→ Exercise description
Look through the data below. Pick out the lines holding the string "ngoài".

[Records from a collection]

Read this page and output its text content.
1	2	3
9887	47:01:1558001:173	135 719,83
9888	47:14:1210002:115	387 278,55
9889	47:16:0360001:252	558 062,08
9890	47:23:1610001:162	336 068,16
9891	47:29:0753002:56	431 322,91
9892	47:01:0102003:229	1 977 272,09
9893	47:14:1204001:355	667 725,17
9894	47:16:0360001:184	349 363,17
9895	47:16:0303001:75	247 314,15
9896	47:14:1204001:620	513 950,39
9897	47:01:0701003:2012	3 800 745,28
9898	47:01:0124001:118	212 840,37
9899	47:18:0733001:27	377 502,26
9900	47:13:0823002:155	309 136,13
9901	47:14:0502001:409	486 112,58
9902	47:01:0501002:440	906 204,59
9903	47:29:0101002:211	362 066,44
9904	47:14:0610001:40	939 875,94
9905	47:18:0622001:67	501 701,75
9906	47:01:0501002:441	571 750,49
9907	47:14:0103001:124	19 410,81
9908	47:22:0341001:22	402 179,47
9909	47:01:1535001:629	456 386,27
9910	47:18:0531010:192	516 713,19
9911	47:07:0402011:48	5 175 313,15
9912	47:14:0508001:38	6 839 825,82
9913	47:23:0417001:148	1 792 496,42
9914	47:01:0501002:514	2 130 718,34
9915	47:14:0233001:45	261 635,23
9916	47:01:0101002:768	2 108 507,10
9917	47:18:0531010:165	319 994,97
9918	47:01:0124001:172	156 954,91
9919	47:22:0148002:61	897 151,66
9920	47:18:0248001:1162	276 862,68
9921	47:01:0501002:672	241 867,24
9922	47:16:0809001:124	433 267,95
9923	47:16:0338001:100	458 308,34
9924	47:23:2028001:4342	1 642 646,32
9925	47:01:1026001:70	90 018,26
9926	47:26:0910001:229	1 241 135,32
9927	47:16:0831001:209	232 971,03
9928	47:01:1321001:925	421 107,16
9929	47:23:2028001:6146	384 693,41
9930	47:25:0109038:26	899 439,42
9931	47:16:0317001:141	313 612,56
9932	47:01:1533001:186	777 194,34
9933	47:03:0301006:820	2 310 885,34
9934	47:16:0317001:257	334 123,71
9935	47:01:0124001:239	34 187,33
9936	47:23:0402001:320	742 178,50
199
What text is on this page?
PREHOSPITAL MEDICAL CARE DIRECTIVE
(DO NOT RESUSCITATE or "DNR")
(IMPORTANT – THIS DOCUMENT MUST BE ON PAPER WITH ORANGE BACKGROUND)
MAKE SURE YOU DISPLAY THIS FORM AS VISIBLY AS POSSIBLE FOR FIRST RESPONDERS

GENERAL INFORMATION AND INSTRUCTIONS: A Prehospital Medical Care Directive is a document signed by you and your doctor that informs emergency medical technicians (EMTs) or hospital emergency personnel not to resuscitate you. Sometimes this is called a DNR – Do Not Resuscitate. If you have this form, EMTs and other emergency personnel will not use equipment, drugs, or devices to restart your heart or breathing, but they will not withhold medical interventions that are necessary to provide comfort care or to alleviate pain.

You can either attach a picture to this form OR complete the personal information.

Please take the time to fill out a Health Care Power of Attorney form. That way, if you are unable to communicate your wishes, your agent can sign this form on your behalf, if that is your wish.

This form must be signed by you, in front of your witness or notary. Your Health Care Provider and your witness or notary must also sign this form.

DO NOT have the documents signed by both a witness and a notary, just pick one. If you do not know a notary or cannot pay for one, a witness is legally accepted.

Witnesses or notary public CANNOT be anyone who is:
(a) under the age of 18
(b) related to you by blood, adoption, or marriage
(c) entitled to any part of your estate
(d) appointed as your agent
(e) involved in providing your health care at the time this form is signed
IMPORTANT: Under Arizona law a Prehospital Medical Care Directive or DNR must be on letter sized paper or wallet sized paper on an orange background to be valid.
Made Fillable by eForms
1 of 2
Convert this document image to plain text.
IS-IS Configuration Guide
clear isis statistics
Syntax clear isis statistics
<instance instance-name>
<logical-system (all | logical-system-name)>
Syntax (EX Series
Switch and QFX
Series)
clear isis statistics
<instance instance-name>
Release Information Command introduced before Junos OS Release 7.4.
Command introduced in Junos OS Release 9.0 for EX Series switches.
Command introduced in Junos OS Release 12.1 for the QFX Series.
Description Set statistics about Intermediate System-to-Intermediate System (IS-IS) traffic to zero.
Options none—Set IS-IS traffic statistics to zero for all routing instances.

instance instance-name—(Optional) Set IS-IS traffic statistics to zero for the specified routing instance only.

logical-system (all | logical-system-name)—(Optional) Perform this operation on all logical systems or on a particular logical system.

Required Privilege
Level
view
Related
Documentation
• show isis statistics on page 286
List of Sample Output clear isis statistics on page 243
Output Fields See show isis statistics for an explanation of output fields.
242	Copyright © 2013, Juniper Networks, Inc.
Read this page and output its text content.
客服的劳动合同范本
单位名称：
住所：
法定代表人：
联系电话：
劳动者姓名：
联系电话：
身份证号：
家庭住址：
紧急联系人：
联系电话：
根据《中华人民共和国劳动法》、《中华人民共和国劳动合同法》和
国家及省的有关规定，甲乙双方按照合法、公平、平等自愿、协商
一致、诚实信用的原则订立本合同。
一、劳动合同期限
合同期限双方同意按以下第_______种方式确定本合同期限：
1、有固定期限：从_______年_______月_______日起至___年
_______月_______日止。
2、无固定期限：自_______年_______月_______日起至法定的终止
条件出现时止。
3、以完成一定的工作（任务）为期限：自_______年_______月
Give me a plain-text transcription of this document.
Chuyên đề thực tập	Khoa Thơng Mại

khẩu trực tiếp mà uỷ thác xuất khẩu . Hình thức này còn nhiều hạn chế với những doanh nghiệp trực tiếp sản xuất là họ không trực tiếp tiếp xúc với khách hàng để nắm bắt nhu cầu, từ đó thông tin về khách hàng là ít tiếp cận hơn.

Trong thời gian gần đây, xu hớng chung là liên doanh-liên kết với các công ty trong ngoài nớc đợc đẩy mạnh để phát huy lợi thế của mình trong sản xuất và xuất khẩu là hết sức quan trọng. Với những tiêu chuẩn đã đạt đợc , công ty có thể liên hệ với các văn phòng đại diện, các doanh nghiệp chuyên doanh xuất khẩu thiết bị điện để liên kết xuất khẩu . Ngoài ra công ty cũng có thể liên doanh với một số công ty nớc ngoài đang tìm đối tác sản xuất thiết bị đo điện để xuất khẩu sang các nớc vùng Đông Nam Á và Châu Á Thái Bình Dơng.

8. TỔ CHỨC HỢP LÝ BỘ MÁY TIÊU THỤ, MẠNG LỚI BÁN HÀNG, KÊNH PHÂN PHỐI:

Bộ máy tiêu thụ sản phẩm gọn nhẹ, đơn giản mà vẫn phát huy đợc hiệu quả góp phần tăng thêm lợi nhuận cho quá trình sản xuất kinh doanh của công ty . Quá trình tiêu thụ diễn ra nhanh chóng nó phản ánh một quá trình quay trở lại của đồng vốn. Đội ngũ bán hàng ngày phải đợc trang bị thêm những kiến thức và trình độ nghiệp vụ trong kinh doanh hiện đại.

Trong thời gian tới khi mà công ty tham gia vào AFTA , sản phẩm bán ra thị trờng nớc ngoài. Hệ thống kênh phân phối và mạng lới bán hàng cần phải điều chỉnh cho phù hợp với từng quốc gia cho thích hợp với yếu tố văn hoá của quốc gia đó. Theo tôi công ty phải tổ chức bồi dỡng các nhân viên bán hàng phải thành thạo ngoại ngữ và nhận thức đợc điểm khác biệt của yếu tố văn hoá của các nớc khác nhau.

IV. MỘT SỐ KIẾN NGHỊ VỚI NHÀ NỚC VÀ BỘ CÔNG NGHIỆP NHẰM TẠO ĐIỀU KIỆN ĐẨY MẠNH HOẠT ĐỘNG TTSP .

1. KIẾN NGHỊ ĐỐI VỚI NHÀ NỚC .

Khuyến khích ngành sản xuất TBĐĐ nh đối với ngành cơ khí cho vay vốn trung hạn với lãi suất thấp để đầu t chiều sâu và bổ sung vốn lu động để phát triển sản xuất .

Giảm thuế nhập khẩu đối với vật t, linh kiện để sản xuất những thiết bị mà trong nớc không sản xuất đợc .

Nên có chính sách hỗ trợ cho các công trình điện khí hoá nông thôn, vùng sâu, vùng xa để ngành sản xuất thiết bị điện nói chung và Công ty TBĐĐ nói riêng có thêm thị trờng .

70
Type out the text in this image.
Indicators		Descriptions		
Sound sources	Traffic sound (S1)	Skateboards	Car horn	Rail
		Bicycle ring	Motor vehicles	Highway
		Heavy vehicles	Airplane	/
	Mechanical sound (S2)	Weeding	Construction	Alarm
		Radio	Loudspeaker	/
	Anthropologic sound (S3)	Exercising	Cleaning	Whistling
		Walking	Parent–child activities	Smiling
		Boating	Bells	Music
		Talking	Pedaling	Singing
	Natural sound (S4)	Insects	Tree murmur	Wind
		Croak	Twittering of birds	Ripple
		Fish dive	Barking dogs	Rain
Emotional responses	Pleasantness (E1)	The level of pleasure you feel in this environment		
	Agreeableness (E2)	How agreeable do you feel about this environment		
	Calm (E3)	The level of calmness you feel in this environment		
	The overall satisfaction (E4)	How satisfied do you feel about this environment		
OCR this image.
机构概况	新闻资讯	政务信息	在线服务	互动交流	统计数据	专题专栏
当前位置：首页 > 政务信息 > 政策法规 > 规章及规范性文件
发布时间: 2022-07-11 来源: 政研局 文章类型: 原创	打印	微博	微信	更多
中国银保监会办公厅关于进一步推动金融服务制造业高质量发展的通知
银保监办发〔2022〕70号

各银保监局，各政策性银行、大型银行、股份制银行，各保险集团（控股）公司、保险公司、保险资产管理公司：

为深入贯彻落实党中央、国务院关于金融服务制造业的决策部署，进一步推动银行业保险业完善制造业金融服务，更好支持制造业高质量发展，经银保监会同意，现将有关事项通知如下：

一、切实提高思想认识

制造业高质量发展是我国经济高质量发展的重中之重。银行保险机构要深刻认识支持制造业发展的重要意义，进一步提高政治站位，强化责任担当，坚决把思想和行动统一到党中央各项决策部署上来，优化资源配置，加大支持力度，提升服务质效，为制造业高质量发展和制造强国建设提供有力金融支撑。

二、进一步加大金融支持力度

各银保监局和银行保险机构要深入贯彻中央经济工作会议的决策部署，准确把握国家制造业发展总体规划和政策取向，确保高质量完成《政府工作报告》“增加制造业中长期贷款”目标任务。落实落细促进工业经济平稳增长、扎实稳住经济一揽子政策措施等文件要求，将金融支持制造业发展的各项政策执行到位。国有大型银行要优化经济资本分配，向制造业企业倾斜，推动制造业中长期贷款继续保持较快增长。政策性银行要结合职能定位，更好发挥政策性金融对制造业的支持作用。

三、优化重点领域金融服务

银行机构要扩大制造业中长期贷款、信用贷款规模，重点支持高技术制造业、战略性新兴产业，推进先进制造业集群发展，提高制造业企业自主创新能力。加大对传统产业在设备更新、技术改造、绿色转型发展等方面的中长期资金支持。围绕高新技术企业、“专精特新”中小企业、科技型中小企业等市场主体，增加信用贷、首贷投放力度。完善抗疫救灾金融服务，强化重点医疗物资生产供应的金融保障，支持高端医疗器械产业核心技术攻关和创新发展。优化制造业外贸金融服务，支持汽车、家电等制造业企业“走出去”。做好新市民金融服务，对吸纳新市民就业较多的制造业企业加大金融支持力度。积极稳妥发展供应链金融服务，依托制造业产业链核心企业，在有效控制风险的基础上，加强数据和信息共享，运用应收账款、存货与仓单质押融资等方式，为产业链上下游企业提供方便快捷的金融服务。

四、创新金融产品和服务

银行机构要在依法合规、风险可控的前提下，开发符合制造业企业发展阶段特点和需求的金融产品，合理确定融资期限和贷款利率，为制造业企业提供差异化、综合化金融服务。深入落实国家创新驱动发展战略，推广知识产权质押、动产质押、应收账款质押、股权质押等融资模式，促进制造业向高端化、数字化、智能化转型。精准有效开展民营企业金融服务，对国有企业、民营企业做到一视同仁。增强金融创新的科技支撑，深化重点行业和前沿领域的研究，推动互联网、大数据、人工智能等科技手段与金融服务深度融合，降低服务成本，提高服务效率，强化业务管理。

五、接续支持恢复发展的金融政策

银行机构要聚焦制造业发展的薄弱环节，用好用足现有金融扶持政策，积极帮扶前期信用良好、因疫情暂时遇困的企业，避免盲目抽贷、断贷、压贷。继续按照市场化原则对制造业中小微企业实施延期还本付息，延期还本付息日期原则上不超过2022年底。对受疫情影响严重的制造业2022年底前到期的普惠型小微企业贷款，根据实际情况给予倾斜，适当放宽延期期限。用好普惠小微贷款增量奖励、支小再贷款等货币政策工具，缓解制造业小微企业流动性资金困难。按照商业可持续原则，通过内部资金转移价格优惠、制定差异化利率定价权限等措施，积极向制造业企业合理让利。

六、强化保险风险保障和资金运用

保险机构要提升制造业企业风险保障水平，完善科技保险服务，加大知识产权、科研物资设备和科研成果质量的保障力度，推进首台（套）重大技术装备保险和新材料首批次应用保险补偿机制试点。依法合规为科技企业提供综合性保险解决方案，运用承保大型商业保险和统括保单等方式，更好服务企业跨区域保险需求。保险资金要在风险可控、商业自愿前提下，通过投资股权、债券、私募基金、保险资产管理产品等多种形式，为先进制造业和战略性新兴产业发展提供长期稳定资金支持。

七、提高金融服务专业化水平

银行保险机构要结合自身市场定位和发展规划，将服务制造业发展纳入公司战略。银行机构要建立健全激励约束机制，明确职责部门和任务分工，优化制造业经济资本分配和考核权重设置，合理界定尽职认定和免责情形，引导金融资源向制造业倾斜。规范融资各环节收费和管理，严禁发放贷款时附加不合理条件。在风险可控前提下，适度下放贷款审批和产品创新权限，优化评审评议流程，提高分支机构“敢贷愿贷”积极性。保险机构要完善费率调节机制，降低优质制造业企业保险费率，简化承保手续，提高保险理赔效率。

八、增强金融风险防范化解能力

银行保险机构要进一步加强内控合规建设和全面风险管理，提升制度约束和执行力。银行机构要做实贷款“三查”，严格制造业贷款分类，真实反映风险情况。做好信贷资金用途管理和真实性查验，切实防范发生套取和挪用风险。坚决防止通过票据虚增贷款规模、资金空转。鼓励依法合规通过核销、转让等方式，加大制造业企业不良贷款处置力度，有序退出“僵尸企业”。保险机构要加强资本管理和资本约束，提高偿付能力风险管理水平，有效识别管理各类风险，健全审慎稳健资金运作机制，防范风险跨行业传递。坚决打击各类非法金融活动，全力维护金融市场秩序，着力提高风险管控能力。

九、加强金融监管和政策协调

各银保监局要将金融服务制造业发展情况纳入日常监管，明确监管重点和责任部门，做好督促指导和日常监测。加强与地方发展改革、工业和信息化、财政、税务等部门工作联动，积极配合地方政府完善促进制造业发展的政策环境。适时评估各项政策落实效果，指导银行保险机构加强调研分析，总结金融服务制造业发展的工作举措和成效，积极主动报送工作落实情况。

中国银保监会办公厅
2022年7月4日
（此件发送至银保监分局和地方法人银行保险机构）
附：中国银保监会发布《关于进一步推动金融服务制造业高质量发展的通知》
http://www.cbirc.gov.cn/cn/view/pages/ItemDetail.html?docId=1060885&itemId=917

→ Reply to the exercise
Trong thời gian gần đây, xu hớng chung là liên doanh-liên kết với các công ty trong ngoài nớc đợc đẩy mạnh để phát huy lợi thế của mình trong sản xuất và xuất khẩu là hết sức quan trọng. Với những tiêu chuẩn đã đạt đợc , công ty có thể liên hệ với các văn phòng đại diện, các doanh nghiệp chuyên doanh xuất khẩu thiết bị điện để liên kết xuất khẩu . Ngoài ra công ty cũng có thể liên doanh với một số công ty nớc ngoài đang tìm đối tác sản xuất thiết bị đo điện để xuất khẩu sang các nớc vùng Đông Nam Á và Châu Á Thái Bình Dơng.
Trong thời gian tới khi mà công ty tham gia vào AFTA , sản phẩm bán ra thị trờng nớc ngoài. Hệ thống kênh phân phối và mạng lới bán hàng cần phải điều chỉnh cho phù hợp với từng quốc gia cho thích hợp với yếu tố văn hoá của quốc gia đó. Theo tôi công ty phải tổ chức bồi dỡng các nhân viên bán hàng phải thành thạo ngoại ngữ và nhận thức đợc điểm khác biệt của yếu tố văn hoá của các nớc khác nhau.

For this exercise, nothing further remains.